begin RECORDS

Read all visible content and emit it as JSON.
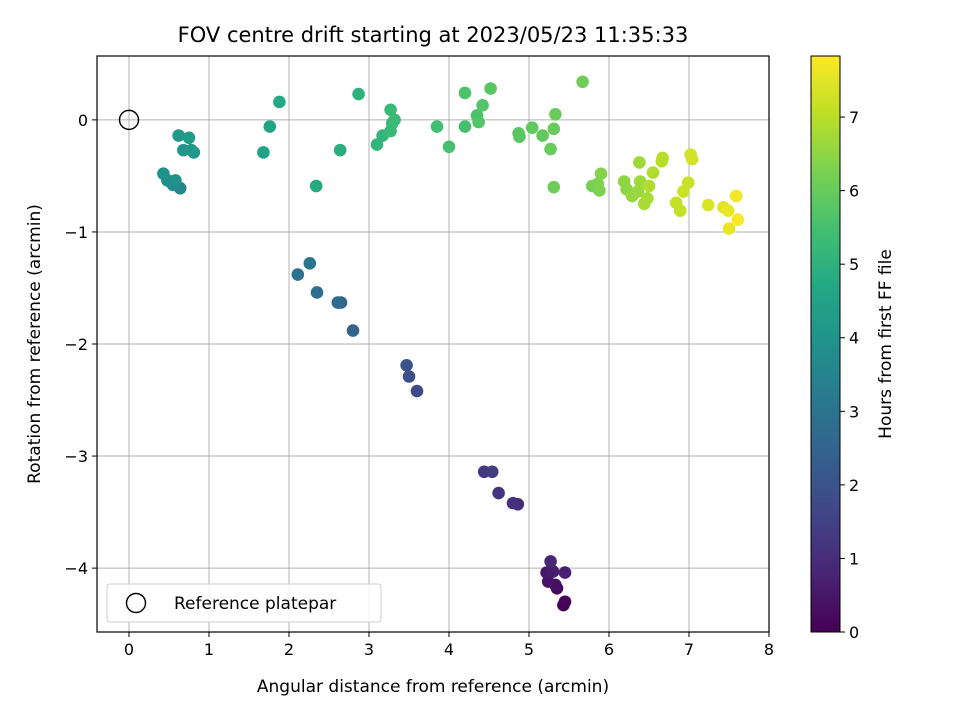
{
  "chart_data": {
    "type": "scatter",
    "title": "FOV centre drift starting at 2023/05/23 11:35:33",
    "xlabel": "Angular distance from reference (arcmin)",
    "ylabel": "Rotation from reference (arcmin)",
    "xlim": [
      -0.4,
      8.0
    ],
    "ylim": [
      -4.57,
      0.57
    ],
    "xticks": [
      0,
      1,
      2,
      3,
      4,
      5,
      6,
      7,
      8
    ],
    "yticks": [
      0,
      -1,
      -2,
      -3,
      -4
    ],
    "grid": true,
    "legend": {
      "placement": "lower-left",
      "entries": [
        "Reference platepar"
      ]
    },
    "colorbar": {
      "label": "Hours from first FF file",
      "min": 0,
      "max": 7.83,
      "ticks": [
        0,
        1,
        2,
        3,
        4,
        5,
        6,
        7
      ],
      "colormap": "viridis"
    },
    "reference_point": {
      "x": 0,
      "y": 0
    },
    "points": [
      {
        "x": 5.43,
        "y": -4.33,
        "h": 0.0
      },
      {
        "x": 5.45,
        "y": -4.3,
        "h": 0.1
      },
      {
        "x": 5.35,
        "y": -4.18,
        "h": 0.2
      },
      {
        "x": 5.33,
        "y": -4.15,
        "h": 0.3
      },
      {
        "x": 5.24,
        "y": -4.12,
        "h": 0.4
      },
      {
        "x": 5.22,
        "y": -4.04,
        "h": 0.5
      },
      {
        "x": 5.3,
        "y": -4.03,
        "h": 0.6
      },
      {
        "x": 5.45,
        "y": -4.04,
        "h": 0.7
      },
      {
        "x": 5.27,
        "y": -3.94,
        "h": 0.8
      },
      {
        "x": 4.86,
        "y": -3.43,
        "h": 1.0
      },
      {
        "x": 4.8,
        "y": -3.42,
        "h": 1.1
      },
      {
        "x": 4.62,
        "y": -3.33,
        "h": 1.2
      },
      {
        "x": 4.44,
        "y": -3.14,
        "h": 1.3
      },
      {
        "x": 4.54,
        "y": -3.14,
        "h": 1.4
      },
      {
        "x": 3.6,
        "y": -2.42,
        "h": 1.8
      },
      {
        "x": 3.5,
        "y": -2.29,
        "h": 1.9
      },
      {
        "x": 3.47,
        "y": -2.19,
        "h": 2.0
      },
      {
        "x": 2.8,
        "y": -1.88,
        "h": 2.5
      },
      {
        "x": 2.65,
        "y": -1.63,
        "h": 2.6
      },
      {
        "x": 2.61,
        "y": -1.63,
        "h": 2.7
      },
      {
        "x": 2.35,
        "y": -1.54,
        "h": 2.8
      },
      {
        "x": 2.11,
        "y": -1.38,
        "h": 2.9
      },
      {
        "x": 2.26,
        "y": -1.28,
        "h": 3.0
      },
      {
        "x": 0.64,
        "y": -0.61,
        "h": 3.6
      },
      {
        "x": 0.55,
        "y": -0.58,
        "h": 3.7
      },
      {
        "x": 0.48,
        "y": -0.54,
        "h": 3.8
      },
      {
        "x": 0.43,
        "y": -0.48,
        "h": 3.9
      },
      {
        "x": 0.58,
        "y": -0.54,
        "h": 3.9
      },
      {
        "x": 0.68,
        "y": -0.27,
        "h": 4.1
      },
      {
        "x": 0.78,
        "y": -0.27,
        "h": 4.1
      },
      {
        "x": 0.81,
        "y": -0.29,
        "h": 4.2
      },
      {
        "x": 0.62,
        "y": -0.14,
        "h": 4.2
      },
      {
        "x": 0.75,
        "y": -0.16,
        "h": 4.3
      },
      {
        "x": 1.68,
        "y": -0.29,
        "h": 4.5
      },
      {
        "x": 1.76,
        "y": -0.06,
        "h": 4.6
      },
      {
        "x": 1.88,
        "y": 0.16,
        "h": 4.7
      },
      {
        "x": 2.34,
        "y": -0.59,
        "h": 4.8
      },
      {
        "x": 2.64,
        "y": -0.27,
        "h": 4.9
      },
      {
        "x": 2.87,
        "y": 0.23,
        "h": 5.0
      },
      {
        "x": 3.1,
        "y": -0.22,
        "h": 5.1
      },
      {
        "x": 3.17,
        "y": -0.14,
        "h": 5.1
      },
      {
        "x": 3.27,
        "y": -0.1,
        "h": 5.2
      },
      {
        "x": 3.29,
        "y": -0.03,
        "h": 5.2
      },
      {
        "x": 3.32,
        "y": 0.0,
        "h": 5.3
      },
      {
        "x": 3.27,
        "y": 0.09,
        "h": 5.3
      },
      {
        "x": 3.85,
        "y": -0.06,
        "h": 5.4
      },
      {
        "x": 4.0,
        "y": -0.24,
        "h": 5.5
      },
      {
        "x": 4.2,
        "y": -0.06,
        "h": 5.5
      },
      {
        "x": 4.2,
        "y": 0.24,
        "h": 5.6
      },
      {
        "x": 4.35,
        "y": 0.04,
        "h": 5.6
      },
      {
        "x": 4.37,
        "y": -0.02,
        "h": 5.7
      },
      {
        "x": 4.42,
        "y": 0.13,
        "h": 5.7
      },
      {
        "x": 4.52,
        "y": 0.28,
        "h": 5.8
      },
      {
        "x": 4.87,
        "y": -0.12,
        "h": 5.8
      },
      {
        "x": 4.88,
        "y": -0.15,
        "h": 5.8
      },
      {
        "x": 5.04,
        "y": -0.07,
        "h": 5.9
      },
      {
        "x": 5.17,
        "y": -0.14,
        "h": 5.9
      },
      {
        "x": 5.27,
        "y": -0.26,
        "h": 6.0
      },
      {
        "x": 5.31,
        "y": -0.08,
        "h": 6.0
      },
      {
        "x": 5.33,
        "y": 0.05,
        "h": 6.0
      },
      {
        "x": 5.31,
        "y": -0.6,
        "h": 6.1
      },
      {
        "x": 5.67,
        "y": 0.34,
        "h": 6.1
      },
      {
        "x": 5.79,
        "y": -0.59,
        "h": 6.2
      },
      {
        "x": 5.86,
        "y": -0.57,
        "h": 6.3
      },
      {
        "x": 5.88,
        "y": -0.63,
        "h": 6.3
      },
      {
        "x": 5.9,
        "y": -0.48,
        "h": 6.4
      },
      {
        "x": 6.19,
        "y": -0.55,
        "h": 6.5
      },
      {
        "x": 6.22,
        "y": -0.62,
        "h": 6.5
      },
      {
        "x": 6.29,
        "y": -0.68,
        "h": 6.6
      },
      {
        "x": 6.36,
        "y": -0.64,
        "h": 6.6
      },
      {
        "x": 6.38,
        "y": -0.38,
        "h": 6.7
      },
      {
        "x": 6.39,
        "y": -0.55,
        "h": 6.7
      },
      {
        "x": 6.44,
        "y": -0.75,
        "h": 6.8
      },
      {
        "x": 6.48,
        "y": -0.7,
        "h": 6.8
      },
      {
        "x": 6.5,
        "y": -0.59,
        "h": 6.9
      },
      {
        "x": 6.55,
        "y": -0.47,
        "h": 6.9
      },
      {
        "x": 6.66,
        "y": -0.37,
        "h": 7.0
      },
      {
        "x": 6.67,
        "y": -0.34,
        "h": 7.0
      },
      {
        "x": 6.84,
        "y": -0.74,
        "h": 7.1
      },
      {
        "x": 6.89,
        "y": -0.81,
        "h": 7.1
      },
      {
        "x": 6.93,
        "y": -0.64,
        "h": 7.2
      },
      {
        "x": 6.99,
        "y": -0.56,
        "h": 7.2
      },
      {
        "x": 7.02,
        "y": -0.31,
        "h": 7.3
      },
      {
        "x": 7.04,
        "y": -0.35,
        "h": 7.3
      },
      {
        "x": 7.24,
        "y": -0.76,
        "h": 7.4
      },
      {
        "x": 7.43,
        "y": -0.78,
        "h": 7.5
      },
      {
        "x": 7.49,
        "y": -0.81,
        "h": 7.6
      },
      {
        "x": 7.5,
        "y": -0.97,
        "h": 7.6
      },
      {
        "x": 7.59,
        "y": -0.68,
        "h": 7.7
      },
      {
        "x": 7.61,
        "y": -0.89,
        "h": 7.8
      }
    ]
  }
}
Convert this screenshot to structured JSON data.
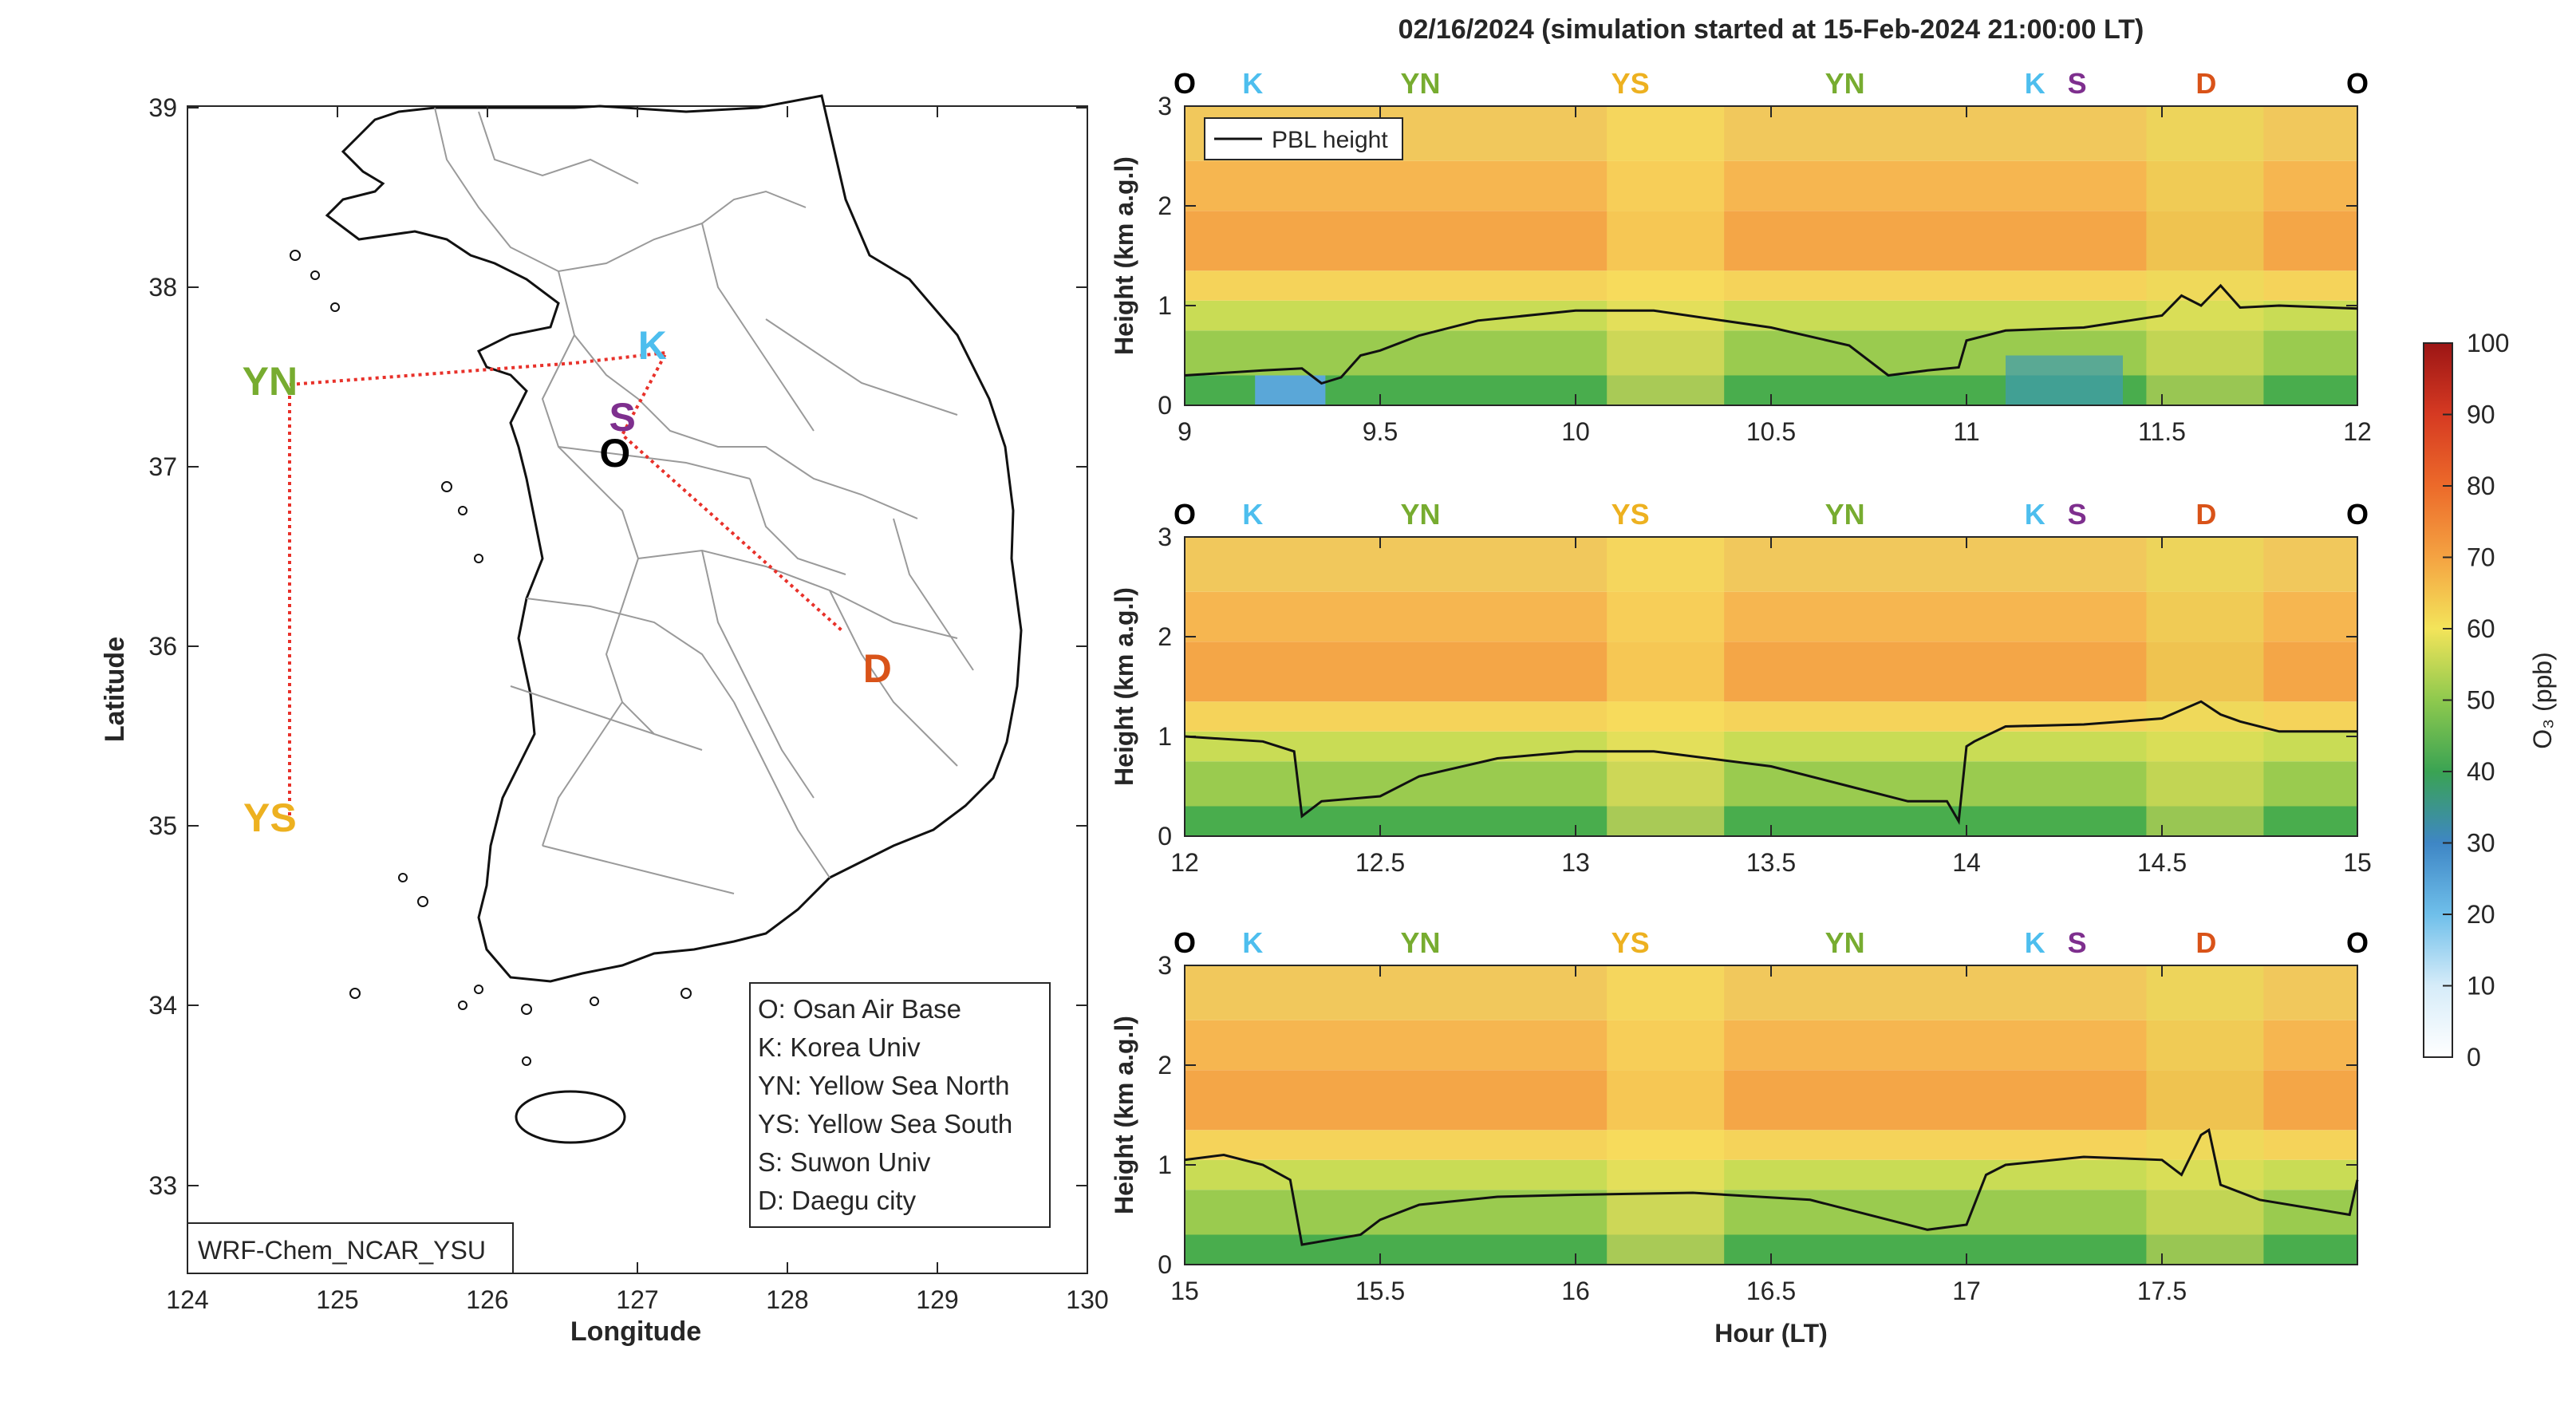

end RECORDS

* [WHAT THE TASK ASKS]: Select the lines in this material that hold the word "from", leaving none out.

* [ANSWER FOR THIS EXERCISE]:
    "xlabel": "Angular distance from reference (arcmin)",
    "ylabel": "Rotation from reference (arcmin)",
      "label": "Hours from first FF file",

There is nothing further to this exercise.